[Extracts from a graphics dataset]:
===

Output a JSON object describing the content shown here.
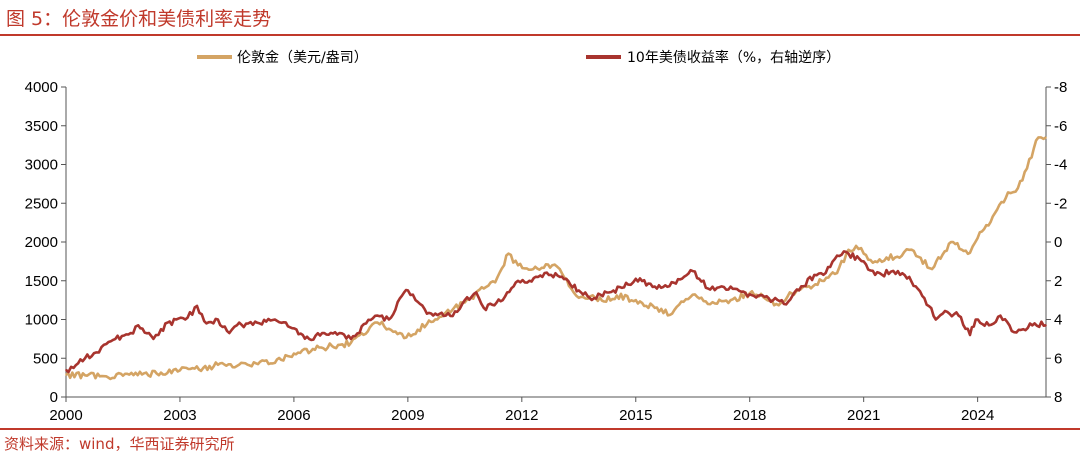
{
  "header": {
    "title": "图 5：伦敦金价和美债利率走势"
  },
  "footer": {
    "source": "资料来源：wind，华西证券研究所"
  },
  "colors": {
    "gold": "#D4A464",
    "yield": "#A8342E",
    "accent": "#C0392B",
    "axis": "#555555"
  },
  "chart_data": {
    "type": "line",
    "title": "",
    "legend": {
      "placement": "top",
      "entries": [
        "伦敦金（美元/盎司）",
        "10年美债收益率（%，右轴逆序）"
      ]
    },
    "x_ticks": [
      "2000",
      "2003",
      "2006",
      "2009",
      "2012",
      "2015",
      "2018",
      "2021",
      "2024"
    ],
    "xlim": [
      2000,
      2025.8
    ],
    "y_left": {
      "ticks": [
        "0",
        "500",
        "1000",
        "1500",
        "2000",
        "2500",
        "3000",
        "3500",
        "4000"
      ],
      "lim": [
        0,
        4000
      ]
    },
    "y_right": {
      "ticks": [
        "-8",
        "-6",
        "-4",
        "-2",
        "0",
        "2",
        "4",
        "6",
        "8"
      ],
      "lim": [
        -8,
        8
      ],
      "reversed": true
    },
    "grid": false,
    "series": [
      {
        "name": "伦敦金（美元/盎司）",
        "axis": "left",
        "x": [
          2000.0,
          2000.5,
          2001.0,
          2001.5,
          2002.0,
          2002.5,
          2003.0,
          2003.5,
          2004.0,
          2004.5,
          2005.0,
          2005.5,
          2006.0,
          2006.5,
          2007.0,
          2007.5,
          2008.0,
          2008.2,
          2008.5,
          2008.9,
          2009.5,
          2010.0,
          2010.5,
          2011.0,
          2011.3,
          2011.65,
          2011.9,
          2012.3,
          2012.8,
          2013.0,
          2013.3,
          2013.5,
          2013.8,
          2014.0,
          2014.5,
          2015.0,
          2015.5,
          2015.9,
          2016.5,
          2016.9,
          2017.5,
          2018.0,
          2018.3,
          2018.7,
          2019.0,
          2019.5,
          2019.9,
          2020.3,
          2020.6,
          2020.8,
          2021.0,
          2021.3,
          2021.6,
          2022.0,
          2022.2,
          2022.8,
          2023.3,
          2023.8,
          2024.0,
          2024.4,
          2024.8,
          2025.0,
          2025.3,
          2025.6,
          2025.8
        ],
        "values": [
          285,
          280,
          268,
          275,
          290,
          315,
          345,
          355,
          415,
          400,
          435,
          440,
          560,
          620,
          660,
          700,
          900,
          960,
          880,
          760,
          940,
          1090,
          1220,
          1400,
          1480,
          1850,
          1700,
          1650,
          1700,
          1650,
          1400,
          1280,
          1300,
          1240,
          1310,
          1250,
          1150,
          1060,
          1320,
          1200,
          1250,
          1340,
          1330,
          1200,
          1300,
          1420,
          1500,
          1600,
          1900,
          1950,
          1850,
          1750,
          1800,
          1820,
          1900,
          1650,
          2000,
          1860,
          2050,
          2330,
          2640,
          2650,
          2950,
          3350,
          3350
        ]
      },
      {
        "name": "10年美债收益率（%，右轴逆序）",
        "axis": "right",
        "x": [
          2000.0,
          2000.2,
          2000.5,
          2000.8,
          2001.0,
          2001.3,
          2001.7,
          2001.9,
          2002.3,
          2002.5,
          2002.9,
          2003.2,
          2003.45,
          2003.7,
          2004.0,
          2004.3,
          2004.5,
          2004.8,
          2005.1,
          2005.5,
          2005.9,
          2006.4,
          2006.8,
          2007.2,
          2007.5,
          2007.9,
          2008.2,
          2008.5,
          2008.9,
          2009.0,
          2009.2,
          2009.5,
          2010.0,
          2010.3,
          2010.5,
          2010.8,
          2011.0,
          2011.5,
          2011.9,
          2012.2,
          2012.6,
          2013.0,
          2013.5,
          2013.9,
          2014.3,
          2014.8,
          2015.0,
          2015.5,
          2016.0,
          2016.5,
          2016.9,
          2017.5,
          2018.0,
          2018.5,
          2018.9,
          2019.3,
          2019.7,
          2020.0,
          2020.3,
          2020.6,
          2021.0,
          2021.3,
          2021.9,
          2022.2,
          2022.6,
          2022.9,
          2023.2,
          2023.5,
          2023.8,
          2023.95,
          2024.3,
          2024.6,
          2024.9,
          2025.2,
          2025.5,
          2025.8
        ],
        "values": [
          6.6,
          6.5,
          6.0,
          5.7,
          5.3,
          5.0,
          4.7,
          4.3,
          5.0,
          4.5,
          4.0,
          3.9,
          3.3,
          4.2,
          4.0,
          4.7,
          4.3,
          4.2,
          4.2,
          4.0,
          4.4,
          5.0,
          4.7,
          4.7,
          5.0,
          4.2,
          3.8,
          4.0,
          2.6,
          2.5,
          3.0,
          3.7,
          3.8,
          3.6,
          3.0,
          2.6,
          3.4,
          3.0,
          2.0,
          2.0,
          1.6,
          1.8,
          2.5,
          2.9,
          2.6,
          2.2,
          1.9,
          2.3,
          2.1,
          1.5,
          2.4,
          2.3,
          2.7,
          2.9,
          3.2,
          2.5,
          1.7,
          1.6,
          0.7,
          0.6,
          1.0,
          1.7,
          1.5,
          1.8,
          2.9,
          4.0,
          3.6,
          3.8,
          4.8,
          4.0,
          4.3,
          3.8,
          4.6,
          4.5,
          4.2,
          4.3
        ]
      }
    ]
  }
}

===

[Your instructions]:
The records above need to be restated word for word, with the pictures left out.

[Complete response]:
Output a JSON object describing the content shown here.
{
  "header": {
    "title": "图 5：伦敦金价和美债利率走势"
  },
  "footer": {
    "source": "资料来源：wind，华西证券研究所"
  },
  "colors": {
    "gold": "#D4A464",
    "yield": "#A8342E",
    "accent": "#C0392B",
    "axis": "#555555"
  },
  "chart_data": {
    "type": "line",
    "title": "",
    "legend": {
      "placement": "top",
      "entries": [
        "伦敦金（美元/盎司）",
        "10年美债收益率（%，右轴逆序）"
      ]
    },
    "x_ticks": [
      "2000",
      "2003",
      "2006",
      "2009",
      "2012",
      "2015",
      "2018",
      "2021",
      "2024"
    ],
    "xlim": [
      2000,
      2025.8
    ],
    "y_left": {
      "ticks": [
        "0",
        "500",
        "1000",
        "1500",
        "2000",
        "2500",
        "3000",
        "3500",
        "4000"
      ],
      "lim": [
        0,
        4000
      ]
    },
    "y_right": {
      "ticks": [
        "-8",
        "-6",
        "-4",
        "-2",
        "0",
        "2",
        "4",
        "6",
        "8"
      ],
      "lim": [
        -8,
        8
      ],
      "reversed": true
    },
    "grid": false,
    "series": [
      {
        "name": "伦敦金（美元/盎司）",
        "axis": "left",
        "x": [
          2000.0,
          2000.5,
          2001.0,
          2001.5,
          2002.0,
          2002.5,
          2003.0,
          2003.5,
          2004.0,
          2004.5,
          2005.0,
          2005.5,
          2006.0,
          2006.5,
          2007.0,
          2007.5,
          2008.0,
          2008.2,
          2008.5,
          2008.9,
          2009.5,
          2010.0,
          2010.5,
          2011.0,
          2011.3,
          2011.65,
          2011.9,
          2012.3,
          2012.8,
          2013.0,
          2013.3,
          2013.5,
          2013.8,
          2014.0,
          2014.5,
          2015.0,
          2015.5,
          2015.9,
          2016.5,
          2016.9,
          2017.5,
          2018.0,
          2018.3,
          2018.7,
          2019.0,
          2019.5,
          2019.9,
          2020.3,
          2020.6,
          2020.8,
          2021.0,
          2021.3,
          2021.6,
          2022.0,
          2022.2,
          2022.8,
          2023.3,
          2023.8,
          2024.0,
          2024.4,
          2024.8,
          2025.0,
          2025.3,
          2025.6,
          2025.8
        ],
        "values": [
          285,
          280,
          268,
          275,
          290,
          315,
          345,
          355,
          415,
          400,
          435,
          440,
          560,
          620,
          660,
          700,
          900,
          960,
          880,
          760,
          940,
          1090,
          1220,
          1400,
          1480,
          1850,
          1700,
          1650,
          1700,
          1650,
          1400,
          1280,
          1300,
          1240,
          1310,
          1250,
          1150,
          1060,
          1320,
          1200,
          1250,
          1340,
          1330,
          1200,
          1300,
          1420,
          1500,
          1600,
          1900,
          1950,
          1850,
          1750,
          1800,
          1820,
          1900,
          1650,
          2000,
          1860,
          2050,
          2330,
          2640,
          2650,
          2950,
          3350,
          3350
        ]
      },
      {
        "name": "10年美债收益率（%，右轴逆序）",
        "axis": "right",
        "x": [
          2000.0,
          2000.2,
          2000.5,
          2000.8,
          2001.0,
          2001.3,
          2001.7,
          2001.9,
          2002.3,
          2002.5,
          2002.9,
          2003.2,
          2003.45,
          2003.7,
          2004.0,
          2004.3,
          2004.5,
          2004.8,
          2005.1,
          2005.5,
          2005.9,
          2006.4,
          2006.8,
          2007.2,
          2007.5,
          2007.9,
          2008.2,
          2008.5,
          2008.9,
          2009.0,
          2009.2,
          2009.5,
          2010.0,
          2010.3,
          2010.5,
          2010.8,
          2011.0,
          2011.5,
          2011.9,
          2012.2,
          2012.6,
          2013.0,
          2013.5,
          2013.9,
          2014.3,
          2014.8,
          2015.0,
          2015.5,
          2016.0,
          2016.5,
          2016.9,
          2017.5,
          2018.0,
          2018.5,
          2018.9,
          2019.3,
          2019.7,
          2020.0,
          2020.3,
          2020.6,
          2021.0,
          2021.3,
          2021.9,
          2022.2,
          2022.6,
          2022.9,
          2023.2,
          2023.5,
          2023.8,
          2023.95,
          2024.3,
          2024.6,
          2024.9,
          2025.2,
          2025.5,
          2025.8
        ],
        "values": [
          6.6,
          6.5,
          6.0,
          5.7,
          5.3,
          5.0,
          4.7,
          4.3,
          5.0,
          4.5,
          4.0,
          3.9,
          3.3,
          4.2,
          4.0,
          4.7,
          4.3,
          4.2,
          4.2,
          4.0,
          4.4,
          5.0,
          4.7,
          4.7,
          5.0,
          4.2,
          3.8,
          4.0,
          2.6,
          2.5,
          3.0,
          3.7,
          3.8,
          3.6,
          3.0,
          2.6,
          3.4,
          3.0,
          2.0,
          2.0,
          1.6,
          1.8,
          2.5,
          2.9,
          2.6,
          2.2,
          1.9,
          2.3,
          2.1,
          1.5,
          2.4,
          2.3,
          2.7,
          2.9,
          3.2,
          2.5,
          1.7,
          1.6,
          0.7,
          0.6,
          1.0,
          1.7,
          1.5,
          1.8,
          2.9,
          4.0,
          3.6,
          3.8,
          4.8,
          4.0,
          4.3,
          3.8,
          4.6,
          4.5,
          4.2,
          4.3
        ]
      }
    ]
  }
}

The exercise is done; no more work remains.